#### Material shown
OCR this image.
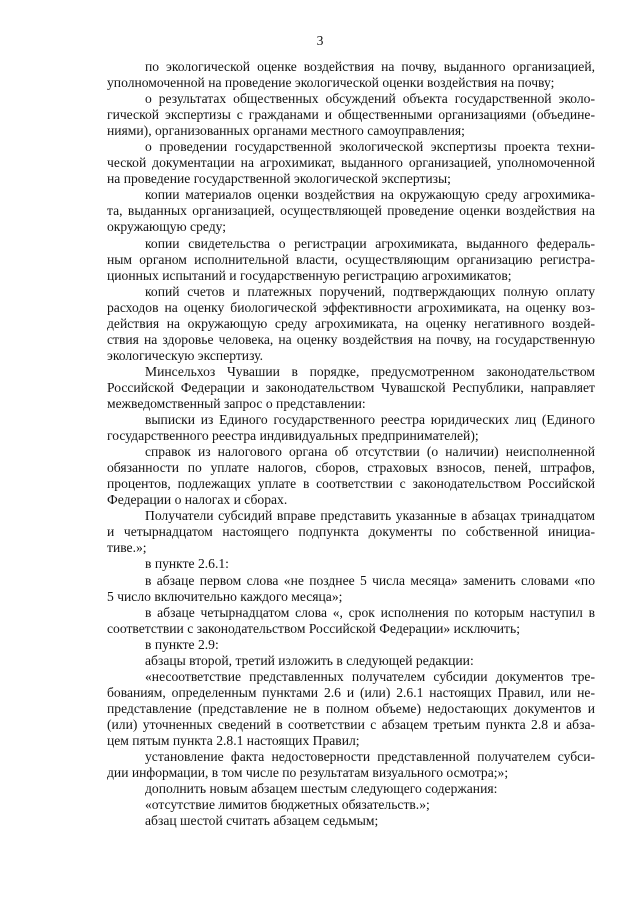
3
по экологической оценке воздействия на почву, выданного организацией,
уполномоченной на проведение экологической оценки воздействия на почву;
о результатах общественных обсуждений объекта государственной эколо-
гической экспертизы с гражданами и общественными организациями (объедине-
ниями), организованных органами местного самоуправления;
о проведении государственной экологической экспертизы проекта техни-
ческой документации на агрохимикат, выданного организацией, уполномоченной
на проведение государственной экологической экспертизы;
копии материалов оценки воздействия на окружающую среду агрохимика-
та, выданных организацией, осуществляющей проведение оценки воздействия на
окружающую среду;
копии свидетельства о регистрации агрохимиката, выданного федераль-
ным органом исполнительной власти, осуществляющим организацию регистра-
ционных испытаний и государственную регистрацию агрохимикатов;
копий счетов и платежных поручений, подтверждающих полную оплату
расходов на оценку биологической эффективности агрохимиката, на оценку воз-
действия на окружающую среду агрохимиката, на оценку негативного воздей-
ствия на здоровье человека, на оценку воздействия на почву, на государственную
экологическую экспертизу.
Минсельхоз Чувашии в порядке, предусмотренном законодательством
Российской Федерации и законодательством Чувашской Республики, направляет
межведомственный запрос о представлении:
выписки из Единого государственного реестра юридических лиц (Единого
государственного реестра индивидуальных предпринимателей);
справок из налогового органа об отсутствии (о наличии) неисполненной
обязанности по уплате налогов, сборов, страховых взносов, пеней, штрафов,
процентов, подлежащих уплате в соответствии с законодательством Российской
Федерации о налогах и сборах.
Получатели субсидий вправе представить указанные в абзацах тринадцатом
и четырнадцатом настоящего подпункта документы по собственной инициа-
тиве.»;
в пункте 2.6.1:
в абзаце первом слова «не позднее 5 числа месяца» заменить словами «по
5 число включительно каждого месяца»;
в абзаце четырнадцатом слова «, срок исполнения по которым наступил в
соответствии с законодательством Российской Федерации» исключить;
в пункте 2.9:
абзацы второй, третий изложить в следующей редакции:
«несоответствие представленных получателем субсидии документов тре-
бованиям, определенным пунктами 2.6 и (или) 2.6.1 настоящих Правил, или не-
представление (представление не в полном объеме) недостающих документов и
(или) уточненных сведений в соответствии с абзацем третьим пункта 2.8 и абза-
цем пятым пункта 2.8.1 настоящих Правил;
установление факта недостоверности представленной получателем субси-
дии информации, в том числе по результатам визуального осмотра;»;
дополнить новым абзацем шестым следующего содержания:
«отсутствие лимитов бюджетных обязательств.»;
абзац шестой считать абзацем седьмым;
########
Exercise directions: Print the entries above exactly, taking out only the pictures.

Solution for this task:
OCR this image.
3
по экологической оценке воздействия на почву, выданного организацией,
уполномоченной на проведение экологической оценки воздействия на почву;
о результатах общественных обсуждений объекта государственной эколо-
гической экспертизы с гражданами и общественными организациями (объедине-
ниями), организованных органами местного самоуправления;
о проведении государственной экологической экспертизы проекта техни-
ческой документации на агрохимикат, выданного организацией, уполномоченной
на проведение государственной экологической экспертизы;
копии материалов оценки воздействия на окружающую среду агрохимика-
та, выданных организацией, осуществляющей проведение оценки воздействия на
окружающую среду;
копии свидетельства о регистрации агрохимиката, выданного федераль-
ным органом исполнительной власти, осуществляющим организацию регистра-
ционных испытаний и государственную регистрацию агрохимикатов;
копий счетов и платежных поручений, подтверждающих полную оплату
расходов на оценку биологической эффективности агрохимиката, на оценку воз-
действия на окружающую среду агрохимиката, на оценку негативного воздей-
ствия на здоровье человека, на оценку воздействия на почву, на государственную
экологическую экспертизу.
Минсельхоз Чувашии в порядке, предусмотренном законодательством
Российской Федерации и законодательством Чувашской Республики, направляет
межведомственный запрос о представлении:
выписки из Единого государственного реестра юридических лиц (Единого
государственного реестра индивидуальных предпринимателей);
справок из налогового органа об отсутствии (о наличии) неисполненной
обязанности по уплате налогов, сборов, страховых взносов, пеней, штрафов,
процентов, подлежащих уплате в соответствии с законодательством Российской
Федерации о налогах и сборах.
Получатели субсидий вправе представить указанные в абзацах тринадцатом
и четырнадцатом настоящего подпункта документы по собственной инициа-
тиве.»;
в пункте 2.6.1:
в абзаце первом слова «не позднее 5 числа месяца» заменить словами «по
5 число включительно каждого месяца»;
в абзаце четырнадцатом слова «, срок исполнения по которым наступил в
соответствии с законодательством Российской Федерации» исключить;
в пункте 2.9:
абзацы второй, третий изложить в следующей редакции:
«несоответствие представленных получателем субсидии документов тре-
бованиям, определенным пунктами 2.6 и (или) 2.6.1 настоящих Правил, или не-
представление (представление не в полном объеме) недостающих документов и
(или) уточненных сведений в соответствии с абзацем третьим пункта 2.8 и абза-
цем пятым пункта 2.8.1 настоящих Правил;
установление факта недостоверности представленной получателем субси-
дии информации, в том числе по результатам визуального осмотра;»;
дополнить новым абзацем шестым следующего содержания:
«отсутствие лимитов бюджетных обязательств.»;
абзац шестой считать абзацем седьмым;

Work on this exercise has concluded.